Items listed in a dataset:
++++++++

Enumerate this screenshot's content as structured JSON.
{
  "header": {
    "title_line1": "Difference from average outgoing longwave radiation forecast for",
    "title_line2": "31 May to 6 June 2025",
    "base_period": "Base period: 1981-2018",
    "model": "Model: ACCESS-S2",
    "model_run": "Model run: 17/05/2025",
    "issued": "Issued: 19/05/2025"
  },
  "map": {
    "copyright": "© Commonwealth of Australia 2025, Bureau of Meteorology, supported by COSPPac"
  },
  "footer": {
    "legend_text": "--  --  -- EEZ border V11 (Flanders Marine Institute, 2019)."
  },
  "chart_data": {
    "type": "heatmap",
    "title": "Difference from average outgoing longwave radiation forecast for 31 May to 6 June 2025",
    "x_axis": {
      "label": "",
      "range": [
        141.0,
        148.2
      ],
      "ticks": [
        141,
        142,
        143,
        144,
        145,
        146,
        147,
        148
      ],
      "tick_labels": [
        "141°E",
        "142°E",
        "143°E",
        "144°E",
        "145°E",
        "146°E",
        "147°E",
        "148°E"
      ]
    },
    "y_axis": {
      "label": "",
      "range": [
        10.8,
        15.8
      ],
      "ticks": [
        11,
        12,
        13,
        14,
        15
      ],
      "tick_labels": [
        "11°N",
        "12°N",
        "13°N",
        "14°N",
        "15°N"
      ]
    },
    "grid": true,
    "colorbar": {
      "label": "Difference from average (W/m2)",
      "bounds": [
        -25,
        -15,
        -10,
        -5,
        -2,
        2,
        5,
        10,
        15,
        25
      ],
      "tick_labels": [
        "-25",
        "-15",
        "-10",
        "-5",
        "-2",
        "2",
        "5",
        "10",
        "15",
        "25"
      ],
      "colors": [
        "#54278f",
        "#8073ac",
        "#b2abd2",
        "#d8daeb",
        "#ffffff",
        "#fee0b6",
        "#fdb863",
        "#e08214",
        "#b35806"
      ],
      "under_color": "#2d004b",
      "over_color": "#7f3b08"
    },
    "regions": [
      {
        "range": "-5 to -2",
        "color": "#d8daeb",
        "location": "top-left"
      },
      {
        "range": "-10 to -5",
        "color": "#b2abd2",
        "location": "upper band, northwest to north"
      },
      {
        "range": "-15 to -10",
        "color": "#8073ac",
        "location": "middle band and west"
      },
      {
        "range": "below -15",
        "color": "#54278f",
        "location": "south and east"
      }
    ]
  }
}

++++++++

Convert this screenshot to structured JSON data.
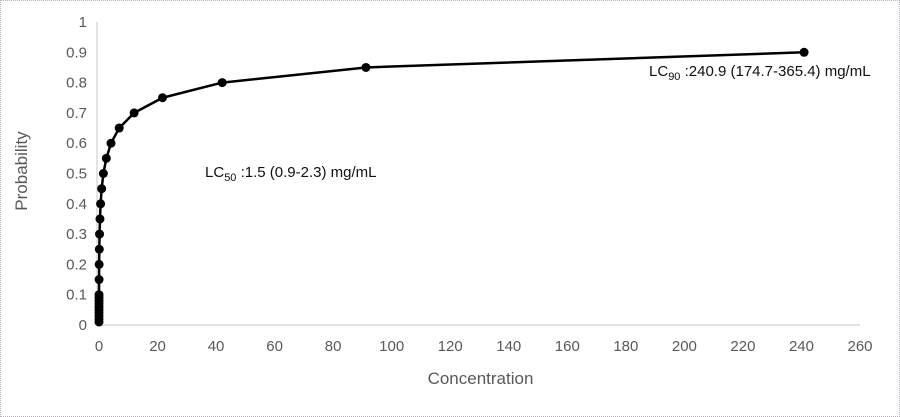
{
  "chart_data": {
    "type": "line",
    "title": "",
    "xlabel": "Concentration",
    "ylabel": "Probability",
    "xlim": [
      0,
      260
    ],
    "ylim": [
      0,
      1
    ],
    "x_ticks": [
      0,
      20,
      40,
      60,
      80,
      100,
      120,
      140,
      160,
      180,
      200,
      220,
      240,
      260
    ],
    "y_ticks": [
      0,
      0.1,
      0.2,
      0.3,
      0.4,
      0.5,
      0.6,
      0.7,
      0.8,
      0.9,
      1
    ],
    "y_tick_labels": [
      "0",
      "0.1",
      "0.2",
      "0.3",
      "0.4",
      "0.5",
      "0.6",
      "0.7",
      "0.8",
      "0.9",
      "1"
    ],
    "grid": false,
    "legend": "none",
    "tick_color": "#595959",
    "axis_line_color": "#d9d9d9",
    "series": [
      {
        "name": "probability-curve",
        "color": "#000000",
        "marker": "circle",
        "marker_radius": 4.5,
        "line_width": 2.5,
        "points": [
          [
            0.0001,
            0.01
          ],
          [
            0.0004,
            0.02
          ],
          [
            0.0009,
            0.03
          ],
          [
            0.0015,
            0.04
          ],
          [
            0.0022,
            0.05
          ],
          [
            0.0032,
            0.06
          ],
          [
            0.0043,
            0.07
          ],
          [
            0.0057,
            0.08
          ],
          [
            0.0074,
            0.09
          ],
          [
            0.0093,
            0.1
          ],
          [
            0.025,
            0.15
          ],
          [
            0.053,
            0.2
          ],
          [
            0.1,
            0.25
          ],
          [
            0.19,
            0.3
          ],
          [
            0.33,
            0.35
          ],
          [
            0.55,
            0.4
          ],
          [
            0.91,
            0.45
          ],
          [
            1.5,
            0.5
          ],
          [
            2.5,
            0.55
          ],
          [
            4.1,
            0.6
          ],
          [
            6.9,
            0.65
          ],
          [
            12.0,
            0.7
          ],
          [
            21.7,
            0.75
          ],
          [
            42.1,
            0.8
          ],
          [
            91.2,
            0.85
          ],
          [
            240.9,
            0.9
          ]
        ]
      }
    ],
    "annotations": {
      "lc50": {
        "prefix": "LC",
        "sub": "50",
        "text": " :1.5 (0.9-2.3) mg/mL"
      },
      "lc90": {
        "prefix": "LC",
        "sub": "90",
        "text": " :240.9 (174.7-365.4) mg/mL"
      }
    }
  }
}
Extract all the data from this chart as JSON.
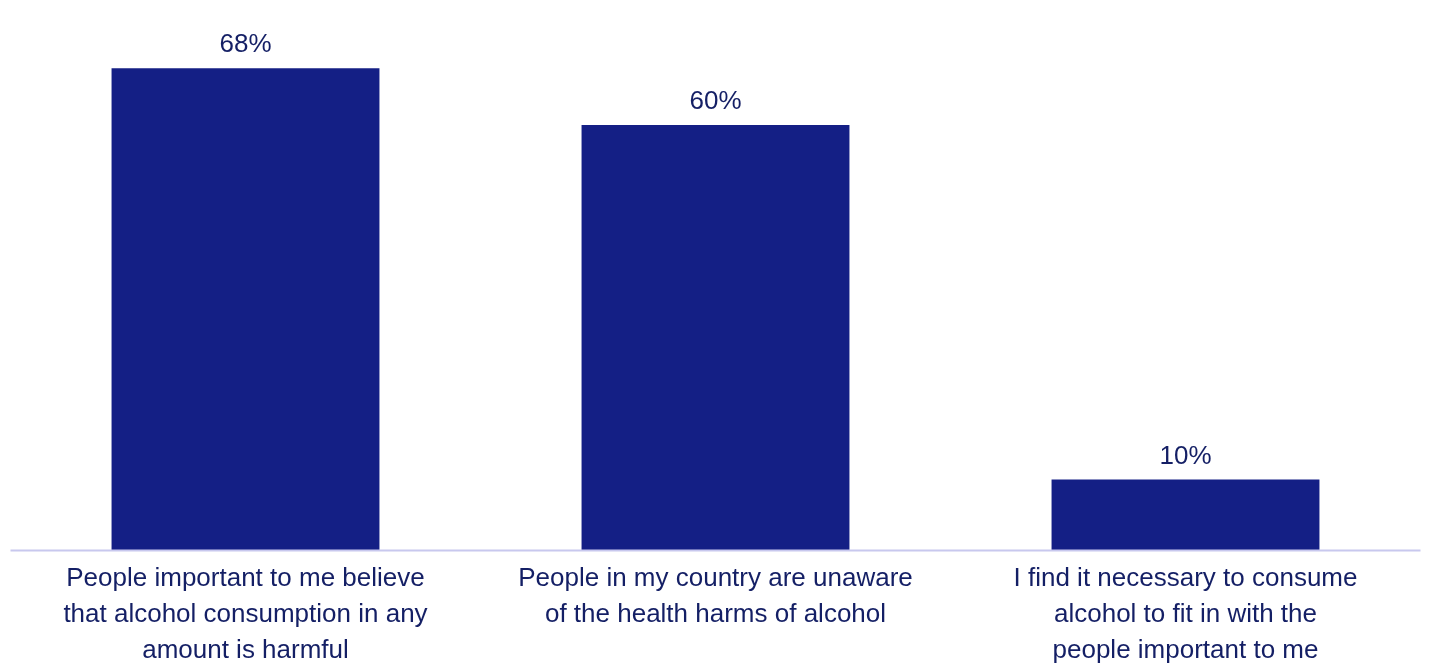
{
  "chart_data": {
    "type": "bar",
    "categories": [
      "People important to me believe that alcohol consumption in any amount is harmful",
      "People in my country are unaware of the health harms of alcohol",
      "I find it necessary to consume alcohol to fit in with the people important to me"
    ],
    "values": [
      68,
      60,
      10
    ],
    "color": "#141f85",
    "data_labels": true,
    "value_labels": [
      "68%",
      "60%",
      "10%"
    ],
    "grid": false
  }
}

++++++++

→ **INSTRUCTIONS TO FOLLOW**:
From the entries, report each line that includes the word "June".

→ **EXERCISE RESULT**:
    "title_line2": "31 May to 6 June 2025",
    "title": "Difference from average outgoing longwave radiation forecast for 31 May to 6 June 2025",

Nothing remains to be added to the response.